• _Your task_: Pick out all lines in the listing holding the string "explicitly" and copy them.

• _Stored data entries_:
%%

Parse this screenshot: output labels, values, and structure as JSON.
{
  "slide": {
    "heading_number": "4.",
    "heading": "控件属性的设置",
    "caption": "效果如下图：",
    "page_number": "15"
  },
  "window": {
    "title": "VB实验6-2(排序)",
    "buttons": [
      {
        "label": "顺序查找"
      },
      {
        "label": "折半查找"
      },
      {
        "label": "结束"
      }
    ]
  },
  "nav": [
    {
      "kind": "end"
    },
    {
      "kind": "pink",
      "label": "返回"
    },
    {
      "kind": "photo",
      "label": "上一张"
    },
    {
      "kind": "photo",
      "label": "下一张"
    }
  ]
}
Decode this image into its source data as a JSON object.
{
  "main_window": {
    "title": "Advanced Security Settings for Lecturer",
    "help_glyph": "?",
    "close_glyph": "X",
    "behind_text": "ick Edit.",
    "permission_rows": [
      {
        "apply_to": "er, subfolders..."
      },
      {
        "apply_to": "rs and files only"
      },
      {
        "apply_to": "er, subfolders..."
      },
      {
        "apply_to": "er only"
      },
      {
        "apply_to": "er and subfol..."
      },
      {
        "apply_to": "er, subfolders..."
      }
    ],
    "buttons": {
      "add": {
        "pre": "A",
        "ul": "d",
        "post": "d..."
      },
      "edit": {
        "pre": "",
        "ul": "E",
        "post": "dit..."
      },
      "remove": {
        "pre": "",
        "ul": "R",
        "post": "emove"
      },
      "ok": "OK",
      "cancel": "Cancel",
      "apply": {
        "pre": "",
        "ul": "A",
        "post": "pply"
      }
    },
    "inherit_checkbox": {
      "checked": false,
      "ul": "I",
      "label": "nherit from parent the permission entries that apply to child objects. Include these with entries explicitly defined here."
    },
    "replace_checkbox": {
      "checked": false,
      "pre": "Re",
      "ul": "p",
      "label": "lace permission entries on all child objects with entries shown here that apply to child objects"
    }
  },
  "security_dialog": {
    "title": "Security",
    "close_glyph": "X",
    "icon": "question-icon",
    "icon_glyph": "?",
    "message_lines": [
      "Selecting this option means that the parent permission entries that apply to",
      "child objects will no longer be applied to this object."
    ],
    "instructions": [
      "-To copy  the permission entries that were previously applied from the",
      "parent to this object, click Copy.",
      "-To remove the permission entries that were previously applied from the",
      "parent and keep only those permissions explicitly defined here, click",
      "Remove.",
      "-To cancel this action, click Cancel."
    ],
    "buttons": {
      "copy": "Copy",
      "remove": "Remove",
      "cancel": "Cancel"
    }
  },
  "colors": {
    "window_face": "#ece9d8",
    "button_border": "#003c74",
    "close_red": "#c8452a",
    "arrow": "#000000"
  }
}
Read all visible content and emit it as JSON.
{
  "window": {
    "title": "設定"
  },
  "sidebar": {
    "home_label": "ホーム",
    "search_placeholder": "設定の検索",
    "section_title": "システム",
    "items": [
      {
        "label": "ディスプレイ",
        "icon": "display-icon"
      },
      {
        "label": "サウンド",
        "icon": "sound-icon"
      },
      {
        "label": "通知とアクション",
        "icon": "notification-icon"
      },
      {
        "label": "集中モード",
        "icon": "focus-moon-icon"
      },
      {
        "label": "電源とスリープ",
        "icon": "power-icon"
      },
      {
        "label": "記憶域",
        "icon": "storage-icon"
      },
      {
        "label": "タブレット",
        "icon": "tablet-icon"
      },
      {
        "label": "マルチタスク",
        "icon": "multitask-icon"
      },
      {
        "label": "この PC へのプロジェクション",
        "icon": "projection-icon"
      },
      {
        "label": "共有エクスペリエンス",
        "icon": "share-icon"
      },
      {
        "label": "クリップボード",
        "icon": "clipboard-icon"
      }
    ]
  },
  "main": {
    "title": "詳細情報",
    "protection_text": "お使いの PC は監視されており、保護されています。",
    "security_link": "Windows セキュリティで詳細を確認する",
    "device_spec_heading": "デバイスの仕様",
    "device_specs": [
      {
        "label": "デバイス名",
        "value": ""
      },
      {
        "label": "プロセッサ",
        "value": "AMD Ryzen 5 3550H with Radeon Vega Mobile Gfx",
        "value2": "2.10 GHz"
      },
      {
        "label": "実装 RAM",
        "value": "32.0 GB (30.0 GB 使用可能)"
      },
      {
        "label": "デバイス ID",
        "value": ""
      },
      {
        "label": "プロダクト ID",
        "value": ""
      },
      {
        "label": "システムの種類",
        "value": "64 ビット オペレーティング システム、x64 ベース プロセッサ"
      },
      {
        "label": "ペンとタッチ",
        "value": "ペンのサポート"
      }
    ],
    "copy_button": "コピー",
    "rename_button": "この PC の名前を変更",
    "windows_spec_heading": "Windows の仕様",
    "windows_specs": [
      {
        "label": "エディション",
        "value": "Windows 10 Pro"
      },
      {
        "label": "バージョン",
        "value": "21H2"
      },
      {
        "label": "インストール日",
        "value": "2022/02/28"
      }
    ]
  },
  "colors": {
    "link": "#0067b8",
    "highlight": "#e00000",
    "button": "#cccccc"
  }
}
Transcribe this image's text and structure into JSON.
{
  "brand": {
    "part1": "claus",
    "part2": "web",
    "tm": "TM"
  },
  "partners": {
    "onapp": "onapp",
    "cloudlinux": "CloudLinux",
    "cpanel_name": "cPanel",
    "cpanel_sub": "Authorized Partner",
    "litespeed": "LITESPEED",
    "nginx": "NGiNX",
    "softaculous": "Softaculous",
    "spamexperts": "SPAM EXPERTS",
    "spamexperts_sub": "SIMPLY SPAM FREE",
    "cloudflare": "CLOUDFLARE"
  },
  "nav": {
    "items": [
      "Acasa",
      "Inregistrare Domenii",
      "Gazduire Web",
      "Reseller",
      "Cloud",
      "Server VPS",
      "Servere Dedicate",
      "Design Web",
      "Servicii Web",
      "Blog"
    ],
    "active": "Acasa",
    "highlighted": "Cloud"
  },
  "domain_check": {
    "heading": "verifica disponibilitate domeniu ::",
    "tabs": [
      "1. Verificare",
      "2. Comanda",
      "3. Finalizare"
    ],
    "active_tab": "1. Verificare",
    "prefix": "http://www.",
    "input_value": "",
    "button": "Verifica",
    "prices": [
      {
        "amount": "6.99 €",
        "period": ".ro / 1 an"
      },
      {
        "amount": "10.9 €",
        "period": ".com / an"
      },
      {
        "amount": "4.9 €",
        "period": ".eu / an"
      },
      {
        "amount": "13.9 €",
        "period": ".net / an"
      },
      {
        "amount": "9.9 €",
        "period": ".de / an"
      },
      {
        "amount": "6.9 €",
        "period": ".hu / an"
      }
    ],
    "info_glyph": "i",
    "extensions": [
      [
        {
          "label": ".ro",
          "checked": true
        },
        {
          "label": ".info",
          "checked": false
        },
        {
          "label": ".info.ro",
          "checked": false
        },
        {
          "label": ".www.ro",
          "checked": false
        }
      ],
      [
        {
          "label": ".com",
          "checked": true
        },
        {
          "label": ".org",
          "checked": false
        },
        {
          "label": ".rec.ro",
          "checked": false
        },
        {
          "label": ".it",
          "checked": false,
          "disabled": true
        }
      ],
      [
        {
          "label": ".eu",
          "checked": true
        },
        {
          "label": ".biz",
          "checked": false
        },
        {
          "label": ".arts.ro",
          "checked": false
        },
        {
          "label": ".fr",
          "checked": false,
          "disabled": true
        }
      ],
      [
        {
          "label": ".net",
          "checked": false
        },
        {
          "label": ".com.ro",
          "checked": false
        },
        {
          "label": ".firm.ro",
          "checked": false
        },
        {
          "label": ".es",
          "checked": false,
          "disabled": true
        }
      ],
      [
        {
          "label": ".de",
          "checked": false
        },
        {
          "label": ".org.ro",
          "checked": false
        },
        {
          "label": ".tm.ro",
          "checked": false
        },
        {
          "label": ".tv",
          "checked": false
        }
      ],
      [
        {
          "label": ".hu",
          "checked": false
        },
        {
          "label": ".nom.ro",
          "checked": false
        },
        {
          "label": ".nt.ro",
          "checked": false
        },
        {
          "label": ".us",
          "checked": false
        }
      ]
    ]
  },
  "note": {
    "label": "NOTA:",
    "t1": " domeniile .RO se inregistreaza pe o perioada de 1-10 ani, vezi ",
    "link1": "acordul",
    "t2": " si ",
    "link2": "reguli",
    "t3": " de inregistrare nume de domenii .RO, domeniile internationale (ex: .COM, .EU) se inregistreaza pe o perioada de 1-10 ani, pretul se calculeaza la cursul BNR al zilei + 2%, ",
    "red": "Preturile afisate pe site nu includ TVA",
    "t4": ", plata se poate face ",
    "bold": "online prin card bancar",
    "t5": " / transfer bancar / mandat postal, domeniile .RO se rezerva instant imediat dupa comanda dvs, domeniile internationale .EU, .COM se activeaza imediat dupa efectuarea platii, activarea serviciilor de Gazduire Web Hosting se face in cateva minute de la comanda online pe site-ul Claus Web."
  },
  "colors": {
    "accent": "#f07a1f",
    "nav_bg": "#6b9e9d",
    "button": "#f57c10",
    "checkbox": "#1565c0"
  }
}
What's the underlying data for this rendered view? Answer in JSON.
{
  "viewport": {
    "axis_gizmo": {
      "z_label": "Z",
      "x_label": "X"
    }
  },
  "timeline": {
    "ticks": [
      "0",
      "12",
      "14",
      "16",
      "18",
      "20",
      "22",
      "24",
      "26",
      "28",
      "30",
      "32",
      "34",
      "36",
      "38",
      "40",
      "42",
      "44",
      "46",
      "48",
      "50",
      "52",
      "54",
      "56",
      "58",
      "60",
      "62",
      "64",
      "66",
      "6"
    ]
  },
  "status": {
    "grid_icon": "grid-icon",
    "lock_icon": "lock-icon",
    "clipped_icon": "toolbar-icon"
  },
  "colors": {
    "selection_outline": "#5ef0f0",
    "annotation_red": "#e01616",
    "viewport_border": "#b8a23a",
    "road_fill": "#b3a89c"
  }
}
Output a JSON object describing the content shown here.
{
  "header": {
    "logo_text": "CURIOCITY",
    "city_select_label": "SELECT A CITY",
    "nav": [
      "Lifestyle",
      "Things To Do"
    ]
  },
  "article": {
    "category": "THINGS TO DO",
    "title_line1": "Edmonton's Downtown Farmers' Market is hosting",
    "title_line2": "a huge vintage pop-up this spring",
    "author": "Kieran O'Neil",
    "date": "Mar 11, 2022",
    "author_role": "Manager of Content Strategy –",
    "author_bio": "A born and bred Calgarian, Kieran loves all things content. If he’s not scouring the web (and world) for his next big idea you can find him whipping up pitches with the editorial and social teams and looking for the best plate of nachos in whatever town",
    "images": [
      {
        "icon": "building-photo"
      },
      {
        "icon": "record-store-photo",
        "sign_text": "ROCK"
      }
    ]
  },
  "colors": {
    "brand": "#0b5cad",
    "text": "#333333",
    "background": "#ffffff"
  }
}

%%

• _Right answer_:
      "label": "nherit from parent the permission entries that apply to child objects. Include these with entries explicitly defined here."
      "parent and keep only those permissions explicitly defined here, click",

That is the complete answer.